**Exercise objective**
Once you have read the records below, restate them word for word.

··· Provided information ···

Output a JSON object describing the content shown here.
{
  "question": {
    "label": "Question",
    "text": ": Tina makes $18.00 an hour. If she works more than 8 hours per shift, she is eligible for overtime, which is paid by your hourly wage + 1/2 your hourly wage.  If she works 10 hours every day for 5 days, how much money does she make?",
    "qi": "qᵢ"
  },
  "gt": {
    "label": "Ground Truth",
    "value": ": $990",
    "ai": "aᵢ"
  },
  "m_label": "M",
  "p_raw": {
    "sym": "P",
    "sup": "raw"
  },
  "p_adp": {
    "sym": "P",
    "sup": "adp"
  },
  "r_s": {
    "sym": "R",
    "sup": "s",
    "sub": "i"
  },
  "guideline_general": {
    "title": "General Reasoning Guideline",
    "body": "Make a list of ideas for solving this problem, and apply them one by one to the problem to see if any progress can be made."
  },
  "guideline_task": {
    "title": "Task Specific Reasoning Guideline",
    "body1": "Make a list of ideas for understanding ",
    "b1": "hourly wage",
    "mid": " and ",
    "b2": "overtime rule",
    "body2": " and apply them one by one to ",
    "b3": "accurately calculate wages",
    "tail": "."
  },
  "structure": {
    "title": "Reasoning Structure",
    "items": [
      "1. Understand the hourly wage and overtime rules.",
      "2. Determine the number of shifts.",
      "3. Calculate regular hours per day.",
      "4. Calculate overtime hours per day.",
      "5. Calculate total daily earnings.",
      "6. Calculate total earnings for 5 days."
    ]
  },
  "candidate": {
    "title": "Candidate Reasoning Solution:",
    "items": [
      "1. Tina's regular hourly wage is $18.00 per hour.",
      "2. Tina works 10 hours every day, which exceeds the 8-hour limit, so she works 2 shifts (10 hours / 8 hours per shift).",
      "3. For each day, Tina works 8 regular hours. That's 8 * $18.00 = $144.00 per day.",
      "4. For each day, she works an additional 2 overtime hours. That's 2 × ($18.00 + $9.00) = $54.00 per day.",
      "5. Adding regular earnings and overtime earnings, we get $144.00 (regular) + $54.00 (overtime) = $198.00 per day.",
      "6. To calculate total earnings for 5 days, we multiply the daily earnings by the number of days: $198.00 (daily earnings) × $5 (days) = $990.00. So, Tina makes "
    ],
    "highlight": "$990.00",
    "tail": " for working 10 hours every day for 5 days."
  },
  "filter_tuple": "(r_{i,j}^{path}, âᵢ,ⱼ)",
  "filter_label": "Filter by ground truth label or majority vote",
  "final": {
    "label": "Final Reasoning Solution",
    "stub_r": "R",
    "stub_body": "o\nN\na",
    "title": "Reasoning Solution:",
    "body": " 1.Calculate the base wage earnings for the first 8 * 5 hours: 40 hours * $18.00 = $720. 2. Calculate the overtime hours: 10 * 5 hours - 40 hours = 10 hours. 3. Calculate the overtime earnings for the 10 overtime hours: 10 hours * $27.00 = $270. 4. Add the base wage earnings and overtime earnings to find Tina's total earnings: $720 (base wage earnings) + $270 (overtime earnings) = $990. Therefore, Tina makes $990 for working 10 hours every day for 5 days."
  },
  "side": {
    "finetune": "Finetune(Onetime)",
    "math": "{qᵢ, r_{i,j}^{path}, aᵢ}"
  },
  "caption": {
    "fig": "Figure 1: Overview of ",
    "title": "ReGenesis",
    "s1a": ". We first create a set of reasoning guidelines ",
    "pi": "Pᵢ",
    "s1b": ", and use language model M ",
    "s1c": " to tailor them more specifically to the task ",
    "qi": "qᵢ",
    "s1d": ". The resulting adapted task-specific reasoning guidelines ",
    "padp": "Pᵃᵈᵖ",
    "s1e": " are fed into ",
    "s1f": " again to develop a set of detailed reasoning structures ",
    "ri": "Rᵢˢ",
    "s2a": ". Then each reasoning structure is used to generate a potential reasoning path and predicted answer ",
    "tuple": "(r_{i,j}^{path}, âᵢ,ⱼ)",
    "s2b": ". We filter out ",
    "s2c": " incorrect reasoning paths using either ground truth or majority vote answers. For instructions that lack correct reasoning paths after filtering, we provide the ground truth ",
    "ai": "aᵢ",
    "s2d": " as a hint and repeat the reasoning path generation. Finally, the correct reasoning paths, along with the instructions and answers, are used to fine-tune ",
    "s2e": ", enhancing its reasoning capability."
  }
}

···

**Task result**
Output a JSON object describing the content shown here.
{
  "question": {
    "label": "Question",
    "text": ": Tina makes $18.00 an hour. If she works more than 8 hours per shift, she is eligible for overtime, which is paid by your hourly wage + 1/2 your hourly wage.  If she works 10 hours every day for 5 days, how much money does she make?",
    "qi": "qᵢ"
  },
  "gt": {
    "label": "Ground Truth",
    "value": ": $990",
    "ai": "aᵢ"
  },
  "m_label": "M",
  "p_raw": {
    "sym": "P",
    "sup": "raw"
  },
  "p_adp": {
    "sym": "P",
    "sup": "adp"
  },
  "r_s": {
    "sym": "R",
    "sup": "s",
    "sub": "i"
  },
  "guideline_general": {
    "title": "General Reasoning Guideline",
    "body": "Make a list of ideas for solving this problem, and apply them one by one to the problem to see if any progress can be made."
  },
  "guideline_task": {
    "title": "Task Specific Reasoning Guideline",
    "body1": "Make a list of ideas for understanding ",
    "b1": "hourly wage",
    "mid": " and ",
    "b2": "overtime rule",
    "body2": " and apply them one by one to ",
    "b3": "accurately calculate wages",
    "tail": "."
  },
  "structure": {
    "title": "Reasoning Structure",
    "items": [
      "1. Understand the hourly wage and overtime rules.",
      "2. Determine the number of shifts.",
      "3. Calculate regular hours per day.",
      "4. Calculate overtime hours per day.",
      "5. Calculate total daily earnings.",
      "6. Calculate total earnings for 5 days."
    ]
  },
  "candidate": {
    "title": "Candidate Reasoning Solution:",
    "items": [
      "1. Tina's regular hourly wage is $18.00 per hour.",
      "2. Tina works 10 hours every day, which exceeds the 8-hour limit, so she works 2 shifts (10 hours / 8 hours per shift).",
      "3. For each day, Tina works 8 regular hours. That's 8 * $18.00 = $144.00 per day.",
      "4. For each day, she works an additional 2 overtime hours. That's 2 × ($18.00 + $9.00) = $54.00 per day.",
      "5. Adding regular earnings and overtime earnings, we get $144.00 (regular) + $54.00 (overtime) = $198.00 per day.",
      "6. To calculate total earnings for 5 days, we multiply the daily earnings by the number of days: $198.00 (daily earnings) × $5 (days) = $990.00. So, Tina makes "
    ],
    "highlight": "$990.00",
    "tail": " for working 10 hours every day for 5 days."
  },
  "filter_tuple": "(r_{i,j}^{path}, âᵢ,ⱼ)",
  "filter_label": "Filter by ground truth label or majority vote",
  "final": {
    "label": "Final Reasoning Solution",
    "stub_r": "R",
    "stub_body": "o\nN\na",
    "title": "Reasoning Solution:",
    "body": " 1.Calculate the base wage earnings for the first 8 * 5 hours: 40 hours * $18.00 = $720. 2. Calculate the overtime hours: 10 * 5 hours - 40 hours = 10 hours. 3. Calculate the overtime earnings for the 10 overtime hours: 10 hours * $27.00 = $270. 4. Add the base wage earnings and overtime earnings to find Tina's total earnings: $720 (base wage earnings) + $270 (overtime earnings) = $990. Therefore, Tina makes $990 for working 10 hours every day for 5 days."
  },
  "side": {
    "finetune": "Finetune(Onetime)",
    "math": "{qᵢ, r_{i,j}^{path}, aᵢ}"
  },
  "caption": {
    "fig": "Figure 1: Overview of ",
    "title": "ReGenesis",
    "s1a": ". We first create a set of reasoning guidelines ",
    "pi": "Pᵢ",
    "s1b": ", and use language model M ",
    "s1c": " to tailor them more specifically to the task ",
    "qi": "qᵢ",
    "s1d": ". The resulting adapted task-specific reasoning guidelines ",
    "padp": "Pᵃᵈᵖ",
    "s1e": " are fed into ",
    "s1f": " again to develop a set of detailed reasoning structures ",
    "ri": "Rᵢˢ",
    "s2a": ". Then each reasoning structure is used to generate a potential reasoning path and predicted answer ",
    "tuple": "(r_{i,j}^{path}, âᵢ,ⱼ)",
    "s2b": ". We filter out ",
    "s2c": " incorrect reasoning paths using either ground truth or majority vote answers. For instructions that lack correct reasoning paths after filtering, we provide the ground truth ",
    "ai": "aᵢ",
    "s2d": " as a hint and repeat the reasoning path generation. Finally, the correct reasoning paths, along with the instructions and answers, are used to fine-tune ",
    "s2e": ", enhancing its reasoning capability."
  }
}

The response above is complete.